ZITIERTER TEXTAUSZUG:
###

Schwäbische Zeitung (Bad Waldsee / Aulendorf)
Regenbogenstreifen werden zerstört
Unbekannte verwüsten Zeichen für Vielfalt und Toleranz in Weingarten in kurzer Zeit
- Sie sollten als Zeichen für Vielfalt und Toleranz und gegen die Diskriminierung sexueller Minderheiten stehen. Doch nur wenige Stunden nachdem die großen Regenbogenstreifen im Weingartener Stadtgarten offiziell angebracht wurden, sind sie schon wieder zerstört. Unbekannte haben die metergroßen, auf dem Boden aufgeklebten Streifen verwüstet. Die Polizei ermittelt nun wegen Sachbeschädigung. Bei den Initiatoren herrscht Bestürzung. Doch von solch einer Aktion wollen sie sich nicht unterkriegen lassen. „Das macht noch deutlicher, wie wichtig die Botschaft ´Love ist Love´ ist“, sagt Initiatorin Laura Preuss nachdem der erste Schock gewichen ist.
Schließlich sollte die vom Bundesprogramm „Demokratie Leben“geförderte Aktion die Schwulen- und Lesben-community in der Region sichtbarer machen, auf Diskriminierung hinweisen und einen gesellschaftlichen Diskurs darüber anregen. Doch der Weg hin zu einer noch bunteren Stadtgesellschaft wurde nun jäh zerstört. Keine sechs Stunden blieb das Zeichen für Toleranz unberührt. So hatten Preuss und Teile der insgesamt 24-köpfigen Projektgruppe des Kapuziner Kreativzentrums die Streifen erst um 15 Uhr offiziell angebracht. Um kurz nach 20 Uhr waren sie dann zerstört.
Die kurze Lebensdauer der Regenbogenstreifen hilft allerdings bei der Ermittlung der Täter, da der Tatzeitpunkt stark eingegrenzt werden kann. Laut Polizei sei die Sachbeschädigung
wohl zwischen 19.50 und 20.15 Uhr passiert. Da es zu diesem Zeitpunkt noch hell war, gab es wohl auch Zeugen. Diese sagten der Polizei, dass sie sieben Jugendliche gesehen hätten, welche die Streifen abgerissen hätten und danach weggerannt seien. Gerade ein Jugendlicher stach dabei wohl hervor. Er wird auf etwa 17 Jahre und 1 Meter 70 Größe geschätzt. Er trug eine braune Jacke und weiße Schuhe.

###

TEXTAUFGABE 1: Nenne alle Merkmale, mit denen der Zeitungsartikel über die zerstörten Regenbogenstreifen den Jugendlichen beschreibt, der laut Zeugen hervorstach.

Positionseinträge

###

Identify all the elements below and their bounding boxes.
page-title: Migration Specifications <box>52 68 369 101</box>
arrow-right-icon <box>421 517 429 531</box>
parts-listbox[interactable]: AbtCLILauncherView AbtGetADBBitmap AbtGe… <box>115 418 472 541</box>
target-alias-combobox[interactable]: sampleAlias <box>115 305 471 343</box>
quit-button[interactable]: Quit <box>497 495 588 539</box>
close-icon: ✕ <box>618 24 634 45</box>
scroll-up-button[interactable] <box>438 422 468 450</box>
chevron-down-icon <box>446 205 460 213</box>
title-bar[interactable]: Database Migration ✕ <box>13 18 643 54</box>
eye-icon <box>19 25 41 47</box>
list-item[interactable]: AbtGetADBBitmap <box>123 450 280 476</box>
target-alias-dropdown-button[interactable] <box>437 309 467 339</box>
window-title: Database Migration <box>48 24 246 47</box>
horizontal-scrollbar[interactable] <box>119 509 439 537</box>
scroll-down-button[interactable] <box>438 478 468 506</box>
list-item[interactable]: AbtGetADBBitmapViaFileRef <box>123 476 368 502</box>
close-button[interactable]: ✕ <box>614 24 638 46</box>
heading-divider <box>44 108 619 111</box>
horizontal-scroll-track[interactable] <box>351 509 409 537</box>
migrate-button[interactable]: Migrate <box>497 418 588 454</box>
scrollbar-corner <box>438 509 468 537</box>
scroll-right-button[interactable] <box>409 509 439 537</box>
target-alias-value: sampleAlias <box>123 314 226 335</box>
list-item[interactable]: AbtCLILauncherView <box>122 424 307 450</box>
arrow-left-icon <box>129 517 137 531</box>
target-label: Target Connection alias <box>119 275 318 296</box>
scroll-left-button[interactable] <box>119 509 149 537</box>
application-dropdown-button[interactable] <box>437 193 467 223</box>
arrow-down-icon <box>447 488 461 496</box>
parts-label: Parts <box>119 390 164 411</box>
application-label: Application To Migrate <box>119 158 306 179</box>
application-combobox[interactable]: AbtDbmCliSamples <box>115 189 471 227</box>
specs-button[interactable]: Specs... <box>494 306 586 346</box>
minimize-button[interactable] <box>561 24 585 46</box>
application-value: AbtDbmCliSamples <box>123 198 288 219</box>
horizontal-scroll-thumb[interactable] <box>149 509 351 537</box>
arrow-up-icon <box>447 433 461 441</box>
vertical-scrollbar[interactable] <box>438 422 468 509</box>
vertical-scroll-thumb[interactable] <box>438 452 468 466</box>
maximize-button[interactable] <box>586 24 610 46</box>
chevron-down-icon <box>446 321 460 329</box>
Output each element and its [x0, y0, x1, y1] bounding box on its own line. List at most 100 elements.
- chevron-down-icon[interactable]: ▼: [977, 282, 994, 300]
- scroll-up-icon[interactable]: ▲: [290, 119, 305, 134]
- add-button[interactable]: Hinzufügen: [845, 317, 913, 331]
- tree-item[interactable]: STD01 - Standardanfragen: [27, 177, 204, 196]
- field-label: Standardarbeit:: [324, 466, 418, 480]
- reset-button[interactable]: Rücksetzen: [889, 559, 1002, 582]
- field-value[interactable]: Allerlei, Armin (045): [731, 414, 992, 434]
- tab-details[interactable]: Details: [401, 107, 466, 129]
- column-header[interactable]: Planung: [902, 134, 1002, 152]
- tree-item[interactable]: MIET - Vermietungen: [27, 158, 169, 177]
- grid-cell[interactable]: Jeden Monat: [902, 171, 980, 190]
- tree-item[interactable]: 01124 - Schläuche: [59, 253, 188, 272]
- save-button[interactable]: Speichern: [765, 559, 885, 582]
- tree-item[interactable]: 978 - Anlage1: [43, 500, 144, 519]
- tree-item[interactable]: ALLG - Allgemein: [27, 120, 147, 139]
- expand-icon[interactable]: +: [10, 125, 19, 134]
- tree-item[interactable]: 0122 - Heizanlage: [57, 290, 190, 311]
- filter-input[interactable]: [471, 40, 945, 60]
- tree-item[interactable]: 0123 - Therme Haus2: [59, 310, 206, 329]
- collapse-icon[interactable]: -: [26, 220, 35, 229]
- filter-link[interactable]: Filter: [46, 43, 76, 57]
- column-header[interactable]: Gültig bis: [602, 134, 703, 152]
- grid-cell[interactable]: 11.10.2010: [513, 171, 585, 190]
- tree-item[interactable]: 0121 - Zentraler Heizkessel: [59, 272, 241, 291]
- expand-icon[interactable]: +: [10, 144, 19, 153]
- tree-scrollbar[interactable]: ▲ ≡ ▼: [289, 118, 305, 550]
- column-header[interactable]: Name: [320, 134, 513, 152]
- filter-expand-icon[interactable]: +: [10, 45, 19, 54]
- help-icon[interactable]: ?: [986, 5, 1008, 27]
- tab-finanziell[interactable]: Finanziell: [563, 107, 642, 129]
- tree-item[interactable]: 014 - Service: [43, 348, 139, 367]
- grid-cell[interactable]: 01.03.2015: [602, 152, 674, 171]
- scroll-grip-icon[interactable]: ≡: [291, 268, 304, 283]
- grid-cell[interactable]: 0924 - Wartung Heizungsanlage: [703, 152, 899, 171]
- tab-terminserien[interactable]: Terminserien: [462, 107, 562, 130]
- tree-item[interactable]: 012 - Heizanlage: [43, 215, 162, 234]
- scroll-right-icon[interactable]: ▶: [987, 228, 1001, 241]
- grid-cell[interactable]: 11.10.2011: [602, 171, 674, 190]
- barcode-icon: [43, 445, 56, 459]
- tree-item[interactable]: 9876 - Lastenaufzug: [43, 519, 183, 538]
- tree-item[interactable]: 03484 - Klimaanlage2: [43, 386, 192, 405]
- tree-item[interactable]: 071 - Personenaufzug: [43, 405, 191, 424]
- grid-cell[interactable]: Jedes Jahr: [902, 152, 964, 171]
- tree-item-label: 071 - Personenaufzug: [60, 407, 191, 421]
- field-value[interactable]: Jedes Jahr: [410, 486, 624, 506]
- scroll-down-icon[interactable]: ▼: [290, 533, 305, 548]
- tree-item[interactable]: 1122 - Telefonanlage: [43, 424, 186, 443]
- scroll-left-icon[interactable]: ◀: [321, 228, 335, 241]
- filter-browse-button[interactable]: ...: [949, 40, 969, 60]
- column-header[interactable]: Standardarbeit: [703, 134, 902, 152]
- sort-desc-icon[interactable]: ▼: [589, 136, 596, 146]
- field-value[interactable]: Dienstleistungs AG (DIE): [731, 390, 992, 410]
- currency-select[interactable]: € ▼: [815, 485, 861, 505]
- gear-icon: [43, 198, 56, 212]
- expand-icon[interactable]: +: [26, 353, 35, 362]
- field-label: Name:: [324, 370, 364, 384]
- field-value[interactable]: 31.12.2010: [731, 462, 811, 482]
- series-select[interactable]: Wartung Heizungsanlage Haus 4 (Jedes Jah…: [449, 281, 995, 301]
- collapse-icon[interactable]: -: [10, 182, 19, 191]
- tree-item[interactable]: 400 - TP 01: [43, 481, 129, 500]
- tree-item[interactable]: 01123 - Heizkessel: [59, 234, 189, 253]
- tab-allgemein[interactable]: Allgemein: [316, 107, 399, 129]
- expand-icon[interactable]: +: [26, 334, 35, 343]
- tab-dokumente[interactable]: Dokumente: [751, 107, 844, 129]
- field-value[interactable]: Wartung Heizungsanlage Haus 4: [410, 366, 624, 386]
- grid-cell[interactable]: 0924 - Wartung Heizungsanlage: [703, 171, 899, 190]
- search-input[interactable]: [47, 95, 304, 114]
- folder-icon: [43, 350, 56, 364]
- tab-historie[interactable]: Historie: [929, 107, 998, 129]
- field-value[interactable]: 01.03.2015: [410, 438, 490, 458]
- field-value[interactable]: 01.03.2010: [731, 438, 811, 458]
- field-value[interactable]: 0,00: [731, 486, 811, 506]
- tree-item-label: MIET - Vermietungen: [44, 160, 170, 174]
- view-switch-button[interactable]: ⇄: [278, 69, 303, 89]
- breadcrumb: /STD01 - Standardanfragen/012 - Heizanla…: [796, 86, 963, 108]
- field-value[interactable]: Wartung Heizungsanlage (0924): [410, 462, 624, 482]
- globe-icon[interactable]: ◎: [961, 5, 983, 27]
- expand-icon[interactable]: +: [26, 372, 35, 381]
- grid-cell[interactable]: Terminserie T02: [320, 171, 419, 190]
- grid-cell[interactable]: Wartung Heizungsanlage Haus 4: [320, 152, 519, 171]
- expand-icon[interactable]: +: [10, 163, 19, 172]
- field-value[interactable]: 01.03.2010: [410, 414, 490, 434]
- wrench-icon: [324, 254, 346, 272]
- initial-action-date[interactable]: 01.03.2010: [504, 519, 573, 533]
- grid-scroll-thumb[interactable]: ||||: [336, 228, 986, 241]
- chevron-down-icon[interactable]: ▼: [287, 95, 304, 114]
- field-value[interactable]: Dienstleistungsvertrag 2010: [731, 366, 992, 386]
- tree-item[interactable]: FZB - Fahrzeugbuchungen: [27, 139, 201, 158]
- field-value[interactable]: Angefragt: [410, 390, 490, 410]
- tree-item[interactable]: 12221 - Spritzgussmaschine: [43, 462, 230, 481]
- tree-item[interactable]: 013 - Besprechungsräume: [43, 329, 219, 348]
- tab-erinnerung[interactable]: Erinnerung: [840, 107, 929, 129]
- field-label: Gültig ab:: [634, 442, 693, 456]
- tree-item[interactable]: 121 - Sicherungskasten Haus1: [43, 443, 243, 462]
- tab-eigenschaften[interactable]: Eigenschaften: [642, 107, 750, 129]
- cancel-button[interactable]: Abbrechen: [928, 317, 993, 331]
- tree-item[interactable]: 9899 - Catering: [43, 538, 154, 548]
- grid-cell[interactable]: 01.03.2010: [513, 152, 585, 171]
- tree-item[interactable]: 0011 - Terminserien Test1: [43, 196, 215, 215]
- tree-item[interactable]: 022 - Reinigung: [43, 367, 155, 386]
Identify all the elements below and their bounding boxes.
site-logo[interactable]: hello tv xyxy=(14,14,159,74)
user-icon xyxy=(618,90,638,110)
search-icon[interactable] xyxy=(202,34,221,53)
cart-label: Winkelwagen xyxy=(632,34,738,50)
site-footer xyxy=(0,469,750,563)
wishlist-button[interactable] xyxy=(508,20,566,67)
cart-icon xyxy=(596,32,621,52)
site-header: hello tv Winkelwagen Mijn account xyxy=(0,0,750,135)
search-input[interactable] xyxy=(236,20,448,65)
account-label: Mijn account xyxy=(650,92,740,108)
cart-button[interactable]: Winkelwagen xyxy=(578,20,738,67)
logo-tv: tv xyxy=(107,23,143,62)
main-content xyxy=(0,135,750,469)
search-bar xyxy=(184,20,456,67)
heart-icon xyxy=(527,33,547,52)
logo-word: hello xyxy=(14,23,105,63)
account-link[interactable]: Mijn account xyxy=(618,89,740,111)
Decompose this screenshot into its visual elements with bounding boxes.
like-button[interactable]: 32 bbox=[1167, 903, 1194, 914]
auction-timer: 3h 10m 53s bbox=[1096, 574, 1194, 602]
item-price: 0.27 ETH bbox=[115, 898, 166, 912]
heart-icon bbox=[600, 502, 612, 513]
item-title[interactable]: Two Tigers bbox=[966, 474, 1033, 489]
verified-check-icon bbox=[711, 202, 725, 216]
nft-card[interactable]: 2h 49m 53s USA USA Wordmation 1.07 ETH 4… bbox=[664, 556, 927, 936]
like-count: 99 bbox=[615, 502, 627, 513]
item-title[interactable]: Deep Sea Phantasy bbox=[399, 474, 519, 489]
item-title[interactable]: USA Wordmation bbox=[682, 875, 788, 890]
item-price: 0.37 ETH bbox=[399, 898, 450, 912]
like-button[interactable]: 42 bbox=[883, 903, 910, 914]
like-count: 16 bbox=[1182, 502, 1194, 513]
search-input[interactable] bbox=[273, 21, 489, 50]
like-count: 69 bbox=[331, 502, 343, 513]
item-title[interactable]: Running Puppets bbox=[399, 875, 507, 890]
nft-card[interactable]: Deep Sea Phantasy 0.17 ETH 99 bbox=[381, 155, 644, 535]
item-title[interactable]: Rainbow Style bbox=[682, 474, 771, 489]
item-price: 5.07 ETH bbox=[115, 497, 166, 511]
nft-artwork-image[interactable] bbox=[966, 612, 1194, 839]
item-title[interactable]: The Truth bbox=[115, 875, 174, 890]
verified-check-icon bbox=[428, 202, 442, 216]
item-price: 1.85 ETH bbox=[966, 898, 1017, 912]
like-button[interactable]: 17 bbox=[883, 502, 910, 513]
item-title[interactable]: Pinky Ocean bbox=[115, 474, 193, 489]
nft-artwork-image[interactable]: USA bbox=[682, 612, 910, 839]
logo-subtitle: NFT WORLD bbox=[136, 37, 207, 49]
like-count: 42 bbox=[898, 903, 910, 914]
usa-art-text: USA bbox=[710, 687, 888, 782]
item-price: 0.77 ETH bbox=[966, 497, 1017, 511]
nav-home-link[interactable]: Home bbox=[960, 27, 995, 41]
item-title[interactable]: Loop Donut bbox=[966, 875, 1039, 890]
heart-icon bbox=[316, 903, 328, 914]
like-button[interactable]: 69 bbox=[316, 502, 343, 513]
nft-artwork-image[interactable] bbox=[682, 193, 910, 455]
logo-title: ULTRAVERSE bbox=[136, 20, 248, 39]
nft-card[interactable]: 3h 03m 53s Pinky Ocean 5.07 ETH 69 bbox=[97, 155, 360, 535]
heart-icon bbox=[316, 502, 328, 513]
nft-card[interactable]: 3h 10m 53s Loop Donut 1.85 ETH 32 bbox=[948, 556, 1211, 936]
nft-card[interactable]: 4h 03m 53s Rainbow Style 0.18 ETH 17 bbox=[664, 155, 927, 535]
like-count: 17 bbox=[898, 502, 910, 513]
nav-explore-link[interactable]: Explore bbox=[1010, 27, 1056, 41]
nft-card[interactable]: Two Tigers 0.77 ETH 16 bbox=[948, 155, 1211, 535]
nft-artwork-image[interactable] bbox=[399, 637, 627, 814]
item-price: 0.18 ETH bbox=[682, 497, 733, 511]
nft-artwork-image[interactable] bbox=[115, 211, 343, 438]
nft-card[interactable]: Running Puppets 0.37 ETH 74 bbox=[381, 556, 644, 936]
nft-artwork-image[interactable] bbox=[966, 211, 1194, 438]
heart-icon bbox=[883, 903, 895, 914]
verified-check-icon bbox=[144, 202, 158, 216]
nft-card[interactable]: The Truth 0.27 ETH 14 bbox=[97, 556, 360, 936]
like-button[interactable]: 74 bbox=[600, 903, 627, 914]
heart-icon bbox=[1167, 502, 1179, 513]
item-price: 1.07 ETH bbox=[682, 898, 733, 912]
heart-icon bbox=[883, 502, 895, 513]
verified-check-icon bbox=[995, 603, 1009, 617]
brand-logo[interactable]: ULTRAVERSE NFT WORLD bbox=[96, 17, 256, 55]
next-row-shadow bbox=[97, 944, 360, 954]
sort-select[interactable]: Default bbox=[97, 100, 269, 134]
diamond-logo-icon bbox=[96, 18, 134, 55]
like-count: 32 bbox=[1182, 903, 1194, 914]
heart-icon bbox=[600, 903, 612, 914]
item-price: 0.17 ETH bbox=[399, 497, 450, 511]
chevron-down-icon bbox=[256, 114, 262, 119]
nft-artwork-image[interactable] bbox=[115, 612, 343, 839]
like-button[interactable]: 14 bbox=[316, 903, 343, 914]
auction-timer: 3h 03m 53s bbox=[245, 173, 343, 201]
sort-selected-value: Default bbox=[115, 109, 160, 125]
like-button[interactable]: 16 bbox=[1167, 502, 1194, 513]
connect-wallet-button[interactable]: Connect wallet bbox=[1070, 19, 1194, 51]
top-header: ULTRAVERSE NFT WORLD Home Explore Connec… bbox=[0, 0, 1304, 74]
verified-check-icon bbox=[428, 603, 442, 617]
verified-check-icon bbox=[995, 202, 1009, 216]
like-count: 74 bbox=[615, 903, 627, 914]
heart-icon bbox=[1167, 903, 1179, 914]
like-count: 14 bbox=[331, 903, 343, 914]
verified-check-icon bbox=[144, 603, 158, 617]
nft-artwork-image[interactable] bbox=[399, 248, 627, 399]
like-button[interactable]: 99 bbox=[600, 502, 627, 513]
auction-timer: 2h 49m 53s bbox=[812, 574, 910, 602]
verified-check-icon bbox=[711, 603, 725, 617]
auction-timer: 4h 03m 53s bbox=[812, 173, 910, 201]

###

TEXTAUFGABE 2: Überführe die Zeilen der Auflistung in eine Markdown-Tabelle mit den Spalten „Nr“ und „Zeile“, beginnend mit der ersten Zeile der Auflistung und endend mit der Zeile, die „parts-listbox[interactable]: AbtCLILauncherView AbtGetADBBitmap“ enthält. Lass Leerzeilen weg.

LÖSUNG 1:
- etwa 17 Jahre alt
- etwa 1 Meter 70 groß
- braune Jacke
- weiße Schuhe

LÖSUNG 2:
| Nr | Zeile |
|---|---|
| 1 | Identify all the elements below and their bounding boxes. |
| 2 | page-title: Migration Specifications <box>52 68 369 101</box> |
| 3 | arrow-right-icon <box>421 517 429 531</box> |
| 4 | parts-listbox[interactable]: AbtCLILauncherView AbtGetADBBitmap AbtGe… <box>115 418 472 541</box> |